** start DATA FOR THIS TASK **

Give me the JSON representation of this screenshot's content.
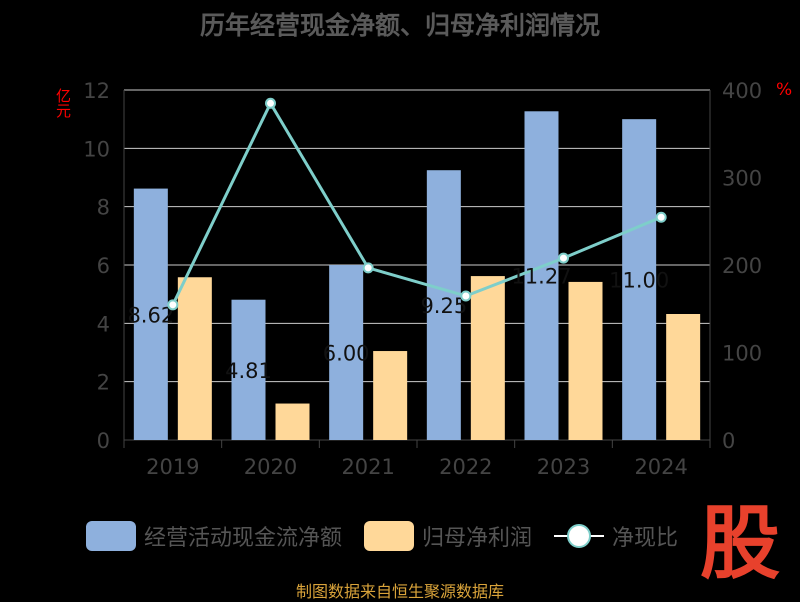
{
  "title": "历年经营现金净额、归母净利润情况",
  "source": "制图数据来自恒生聚源数据库",
  "logo_text": "股",
  "chart_data": {
    "type": "bar",
    "categories": [
      "2019",
      "2020",
      "2021",
      "2022",
      "2023",
      "2024"
    ],
    "series": [
      {
        "name": "经营活动现金流净额",
        "type": "bar",
        "axis": "left",
        "color": "#8eb0dd",
        "values": [
          8.62,
          4.81,
          6.0,
          9.25,
          11.27,
          11.0
        ]
      },
      {
        "name": "归母净利润",
        "type": "bar",
        "axis": "left",
        "color": "#ffd899",
        "values": [
          5.58,
          1.25,
          3.05,
          5.62,
          5.42,
          4.32
        ]
      },
      {
        "name": "净现比",
        "type": "line",
        "axis": "right",
        "color": "#7ececa",
        "values": [
          154.5,
          384.8,
          196.7,
          164.6,
          207.9,
          254.6
        ]
      }
    ],
    "bar_labels": [
      "8.62",
      "4.81",
      "6.00",
      "9.25",
      "11.27",
      "11.00"
    ],
    "y_left": {
      "label": "亿元",
      "ylim": [
        0,
        12
      ],
      "ticks": [
        0,
        2,
        4,
        6,
        8,
        10,
        12
      ]
    },
    "y_right": {
      "label": "%",
      "ylim": [
        0,
        400
      ],
      "ticks": [
        0,
        100,
        200,
        300,
        400
      ]
    },
    "grid": true,
    "legend": "bottom",
    "colors": {
      "axis_text": "#444444",
      "grid": "#cccccc",
      "left_unit": "#ff0000"
    }
  }
}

** end DATA FOR THIS TASK **

### PROMPT
Reproduce each line exactly as it appears, omitting the pictures.

### RESULT OF THIS TASK
Give me the JSON representation of this screenshot's content.
{
  "title": "历年经营现金净额、归母净利润情况",
  "source": "制图数据来自恒生聚源数据库",
  "logo_text": "股",
  "chart_data": {
    "type": "bar",
    "categories": [
      "2019",
      "2020",
      "2021",
      "2022",
      "2023",
      "2024"
    ],
    "series": [
      {
        "name": "经营活动现金流净额",
        "type": "bar",
        "axis": "left",
        "color": "#8eb0dd",
        "values": [
          8.62,
          4.81,
          6.0,
          9.25,
          11.27,
          11.0
        ]
      },
      {
        "name": "归母净利润",
        "type": "bar",
        "axis": "left",
        "color": "#ffd899",
        "values": [
          5.58,
          1.25,
          3.05,
          5.62,
          5.42,
          4.32
        ]
      },
      {
        "name": "净现比",
        "type": "line",
        "axis": "right",
        "color": "#7ececa",
        "values": [
          154.5,
          384.8,
          196.7,
          164.6,
          207.9,
          254.6
        ]
      }
    ],
    "bar_labels": [
      "8.62",
      "4.81",
      "6.00",
      "9.25",
      "11.27",
      "11.00"
    ],
    "y_left": {
      "label": "亿元",
      "ylim": [
        0,
        12
      ],
      "ticks": [
        0,
        2,
        4,
        6,
        8,
        10,
        12
      ]
    },
    "y_right": {
      "label": "%",
      "ylim": [
        0,
        400
      ],
      "ticks": [
        0,
        100,
        200,
        300,
        400
      ]
    },
    "grid": true,
    "legend": "bottom",
    "colors": {
      "axis_text": "#444444",
      "grid": "#cccccc",
      "left_unit": "#ff0000"
    }
  }
}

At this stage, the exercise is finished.